**Description of the task:**
Reproduce every line of the records below without changing anything.

**Exercise input:**
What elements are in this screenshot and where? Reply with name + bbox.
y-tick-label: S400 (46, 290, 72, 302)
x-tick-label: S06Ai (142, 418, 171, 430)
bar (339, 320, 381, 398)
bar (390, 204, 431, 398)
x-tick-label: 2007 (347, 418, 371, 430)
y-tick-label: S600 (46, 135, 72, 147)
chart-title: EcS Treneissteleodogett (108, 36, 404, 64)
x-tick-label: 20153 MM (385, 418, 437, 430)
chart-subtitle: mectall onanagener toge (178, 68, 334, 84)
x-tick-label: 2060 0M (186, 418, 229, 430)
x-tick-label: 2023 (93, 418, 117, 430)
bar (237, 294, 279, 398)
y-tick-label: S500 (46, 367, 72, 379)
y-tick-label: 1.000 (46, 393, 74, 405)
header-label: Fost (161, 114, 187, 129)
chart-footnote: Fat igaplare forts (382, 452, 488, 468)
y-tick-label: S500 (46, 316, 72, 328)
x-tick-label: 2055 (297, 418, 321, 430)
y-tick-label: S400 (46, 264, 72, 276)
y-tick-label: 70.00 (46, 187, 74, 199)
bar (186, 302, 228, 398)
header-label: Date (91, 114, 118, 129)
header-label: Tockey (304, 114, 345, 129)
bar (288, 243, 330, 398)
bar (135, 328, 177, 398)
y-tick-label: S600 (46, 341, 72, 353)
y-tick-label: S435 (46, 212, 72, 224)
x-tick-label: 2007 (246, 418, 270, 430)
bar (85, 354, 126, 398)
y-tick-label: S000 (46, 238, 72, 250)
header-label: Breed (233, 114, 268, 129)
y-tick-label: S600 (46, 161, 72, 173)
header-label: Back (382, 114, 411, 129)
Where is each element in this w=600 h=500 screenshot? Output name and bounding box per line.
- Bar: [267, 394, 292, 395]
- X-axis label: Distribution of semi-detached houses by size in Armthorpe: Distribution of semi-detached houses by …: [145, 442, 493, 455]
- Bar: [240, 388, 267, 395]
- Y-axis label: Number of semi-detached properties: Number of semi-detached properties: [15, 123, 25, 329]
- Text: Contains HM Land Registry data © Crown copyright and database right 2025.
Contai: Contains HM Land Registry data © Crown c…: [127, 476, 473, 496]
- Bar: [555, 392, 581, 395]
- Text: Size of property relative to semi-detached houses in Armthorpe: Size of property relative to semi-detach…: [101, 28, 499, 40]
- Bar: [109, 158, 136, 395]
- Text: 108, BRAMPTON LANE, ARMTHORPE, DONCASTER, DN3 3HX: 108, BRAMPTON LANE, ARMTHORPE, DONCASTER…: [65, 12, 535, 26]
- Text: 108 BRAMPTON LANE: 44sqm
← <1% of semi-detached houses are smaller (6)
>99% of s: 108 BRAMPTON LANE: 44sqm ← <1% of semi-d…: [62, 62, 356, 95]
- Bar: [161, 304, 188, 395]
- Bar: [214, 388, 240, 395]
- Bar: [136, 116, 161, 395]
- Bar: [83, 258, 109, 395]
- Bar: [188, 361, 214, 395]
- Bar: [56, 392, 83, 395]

**Solution for this task:**
What elements are in this screenshot and where? Reply with name + bbox.
y-tick-label: S400 (46, 290, 72, 302)
x-tick-label: S06Ai (142, 418, 171, 430)
bar (339, 320, 381, 398)
bar (390, 204, 431, 398)
x-tick-label: 2007 (347, 418, 371, 430)
y-tick-label: S600 (46, 135, 72, 147)
chart-title: EcS Treneissteleodogett (108, 36, 404, 64)
x-tick-label: 20153 MM (385, 418, 437, 430)
chart-subtitle: mectall onanagener toge (178, 68, 334, 84)
x-tick-label: 2060 0M (186, 418, 229, 430)
x-tick-label: 2023 (93, 418, 117, 430)
bar (237, 294, 279, 398)
y-tick-label: S500 (46, 367, 72, 379)
y-tick-label: 1.000 (46, 393, 74, 405)
header-label: Fost (161, 114, 187, 129)
chart-footnote: Fat igaplare forts (382, 452, 488, 468)
y-tick-label: S500 (46, 316, 72, 328)
x-tick-label: 2055 (297, 418, 321, 430)
y-tick-label: S400 (46, 264, 72, 276)
y-tick-label: 70.00 (46, 187, 74, 199)
bar (186, 302, 228, 398)
header-label: Date (91, 114, 118, 129)
header-label: Tockey (304, 114, 345, 129)
bar (288, 243, 330, 398)
bar (135, 328, 177, 398)
y-tick-label: S600 (46, 341, 72, 353)
y-tick-label: S435 (46, 212, 72, 224)
x-tick-label: 2007 (246, 418, 270, 430)
bar (85, 354, 126, 398)
y-tick-label: S000 (46, 238, 72, 250)
header-label: Breed (233, 114, 268, 129)
y-tick-label: S600 (46, 161, 72, 173)
header-label: Back (382, 114, 411, 129)
Where is each element in this w=600 h=500 screenshot? Output name and bounding box per line.
- Bar: [267, 394, 292, 395]
- X-axis label: Distribution of semi-detached houses by size in Armthorpe: Distribution of semi-detached houses by …: [145, 442, 493, 455]
- Bar: [240, 388, 267, 395]
- Y-axis label: Number of semi-detached properties: Number of semi-detached properties: [15, 123, 25, 329]
- Text: Contains HM Land Registry data © Crown copyright and database right 2025.
Contai: Contains HM Land Registry data © Crown c…: [127, 476, 473, 496]
- Bar: [555, 392, 581, 395]
- Text: Size of property relative to semi-detached houses in Armthorpe: Size of property relative to semi-detach…: [101, 28, 499, 40]
- Bar: [109, 158, 136, 395]
- Text: 108, BRAMPTON LANE, ARMTHORPE, DONCASTER, DN3 3HX: 108, BRAMPTON LANE, ARMTHORPE, DONCASTER…: [65, 12, 535, 26]
- Text: 108 BRAMPTON LANE: 44sqm
← <1% of semi-detached houses are smaller (6)
>99% of s: 108 BRAMPTON LANE: 44sqm ← <1% of semi-d…: [62, 62, 356, 95]
- Bar: [161, 304, 188, 395]
- Bar: [214, 388, 240, 395]
- Bar: [136, 116, 161, 395]
- Bar: [83, 258, 109, 395]
- Bar: [188, 361, 214, 395]
- Bar: [56, 392, 83, 395]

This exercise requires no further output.